--- DATA FOR THIS EXERCISE ---
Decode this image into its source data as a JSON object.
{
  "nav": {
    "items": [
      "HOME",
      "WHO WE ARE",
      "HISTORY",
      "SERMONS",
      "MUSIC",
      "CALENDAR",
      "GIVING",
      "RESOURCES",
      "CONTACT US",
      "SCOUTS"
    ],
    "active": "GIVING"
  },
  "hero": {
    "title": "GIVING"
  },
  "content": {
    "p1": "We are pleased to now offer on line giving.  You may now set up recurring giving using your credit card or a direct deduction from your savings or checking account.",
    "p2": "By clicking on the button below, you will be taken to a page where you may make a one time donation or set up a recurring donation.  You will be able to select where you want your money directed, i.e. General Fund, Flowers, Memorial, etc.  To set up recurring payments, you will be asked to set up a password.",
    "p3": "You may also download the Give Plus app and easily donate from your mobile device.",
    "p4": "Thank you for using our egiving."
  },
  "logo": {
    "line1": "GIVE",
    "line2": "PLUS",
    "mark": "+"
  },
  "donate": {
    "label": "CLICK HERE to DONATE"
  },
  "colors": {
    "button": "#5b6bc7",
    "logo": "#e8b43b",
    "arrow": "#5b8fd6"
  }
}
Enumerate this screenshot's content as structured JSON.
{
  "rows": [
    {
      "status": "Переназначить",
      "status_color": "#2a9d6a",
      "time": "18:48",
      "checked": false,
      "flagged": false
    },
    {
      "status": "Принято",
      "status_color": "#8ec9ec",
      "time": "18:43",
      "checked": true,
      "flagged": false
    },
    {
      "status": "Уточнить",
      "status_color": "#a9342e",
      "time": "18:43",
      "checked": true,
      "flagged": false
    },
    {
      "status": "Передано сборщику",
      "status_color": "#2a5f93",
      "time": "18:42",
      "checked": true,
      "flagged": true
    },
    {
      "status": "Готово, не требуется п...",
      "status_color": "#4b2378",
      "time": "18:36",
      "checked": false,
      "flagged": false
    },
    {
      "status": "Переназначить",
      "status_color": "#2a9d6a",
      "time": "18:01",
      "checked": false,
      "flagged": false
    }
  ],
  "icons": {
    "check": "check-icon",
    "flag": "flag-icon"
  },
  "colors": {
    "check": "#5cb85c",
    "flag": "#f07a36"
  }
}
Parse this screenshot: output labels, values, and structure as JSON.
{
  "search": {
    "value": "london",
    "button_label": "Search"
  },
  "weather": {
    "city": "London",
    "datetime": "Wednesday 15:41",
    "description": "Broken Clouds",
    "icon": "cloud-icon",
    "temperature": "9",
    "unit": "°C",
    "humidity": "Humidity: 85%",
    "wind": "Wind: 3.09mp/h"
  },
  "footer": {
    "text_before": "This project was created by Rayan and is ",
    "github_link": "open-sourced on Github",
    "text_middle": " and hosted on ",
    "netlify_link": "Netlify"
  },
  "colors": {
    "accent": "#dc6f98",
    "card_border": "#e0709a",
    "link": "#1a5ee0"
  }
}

--- PROBLEM TO WORK ON ---
Only the lines from the one that contains "Parse this screenshot: output" through the last line should be repeated, each exactly as it stands, with both ends included.

--- REPLY ---
Parse this screenshot: output labels, values, and structure as JSON.
{
  "search": {
    "value": "london",
    "button_label": "Search"
  },
  "weather": {
    "city": "London",
    "datetime": "Wednesday 15:41",
    "description": "Broken Clouds",
    "icon": "cloud-icon",
    "temperature": "9",
    "unit": "°C",
    "humidity": "Humidity: 85%",
    "wind": "Wind: 3.09mp/h"
  },
  "footer": {
    "text_before": "This project was created by Rayan and is ",
    "github_link": "open-sourced on Github",
    "text_middle": " and hosted on ",
    "netlify_link": "Netlify"
  },
  "colors": {
    "accent": "#dc6f98",
    "card_border": "#e0709a",
    "link": "#1a5ee0"
  }
}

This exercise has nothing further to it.